▸ **Task**:
How many lines in the records below contain the word "text"? Give only the number.

▸ **Listed records**:
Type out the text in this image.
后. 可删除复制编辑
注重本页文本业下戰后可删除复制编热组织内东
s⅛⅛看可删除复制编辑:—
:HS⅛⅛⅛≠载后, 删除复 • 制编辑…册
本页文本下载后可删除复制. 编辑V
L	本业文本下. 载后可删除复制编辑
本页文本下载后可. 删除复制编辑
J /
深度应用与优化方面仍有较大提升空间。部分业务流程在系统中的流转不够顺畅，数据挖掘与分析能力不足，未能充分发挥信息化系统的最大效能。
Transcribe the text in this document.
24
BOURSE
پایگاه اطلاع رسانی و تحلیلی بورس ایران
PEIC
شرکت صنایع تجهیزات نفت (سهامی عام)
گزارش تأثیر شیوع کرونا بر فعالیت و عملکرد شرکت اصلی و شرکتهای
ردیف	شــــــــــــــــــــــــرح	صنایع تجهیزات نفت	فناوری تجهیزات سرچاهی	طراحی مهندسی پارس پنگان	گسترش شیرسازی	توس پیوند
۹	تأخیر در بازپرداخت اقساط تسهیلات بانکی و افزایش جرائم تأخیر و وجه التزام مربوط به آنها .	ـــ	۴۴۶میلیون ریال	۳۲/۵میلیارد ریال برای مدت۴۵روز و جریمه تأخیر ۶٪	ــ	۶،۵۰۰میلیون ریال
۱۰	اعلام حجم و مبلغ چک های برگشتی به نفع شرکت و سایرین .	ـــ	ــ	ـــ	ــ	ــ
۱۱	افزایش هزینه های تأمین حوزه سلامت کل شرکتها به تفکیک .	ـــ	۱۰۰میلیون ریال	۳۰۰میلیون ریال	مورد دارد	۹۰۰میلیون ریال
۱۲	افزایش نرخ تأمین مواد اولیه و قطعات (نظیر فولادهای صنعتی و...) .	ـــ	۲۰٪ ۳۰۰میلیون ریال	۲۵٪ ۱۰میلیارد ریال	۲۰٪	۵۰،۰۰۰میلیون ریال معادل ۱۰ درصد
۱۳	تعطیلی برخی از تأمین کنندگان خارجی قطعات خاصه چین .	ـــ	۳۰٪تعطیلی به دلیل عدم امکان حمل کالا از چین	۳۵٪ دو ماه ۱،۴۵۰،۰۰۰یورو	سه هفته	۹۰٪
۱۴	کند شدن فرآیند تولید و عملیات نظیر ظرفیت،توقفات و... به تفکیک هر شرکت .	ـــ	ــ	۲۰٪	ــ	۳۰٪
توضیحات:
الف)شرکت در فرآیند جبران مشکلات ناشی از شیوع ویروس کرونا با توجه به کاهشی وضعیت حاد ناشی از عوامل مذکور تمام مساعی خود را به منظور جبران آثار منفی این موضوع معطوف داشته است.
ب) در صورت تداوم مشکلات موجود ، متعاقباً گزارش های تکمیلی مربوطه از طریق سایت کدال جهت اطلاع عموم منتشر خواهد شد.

▸ **Result of the exercise**:
2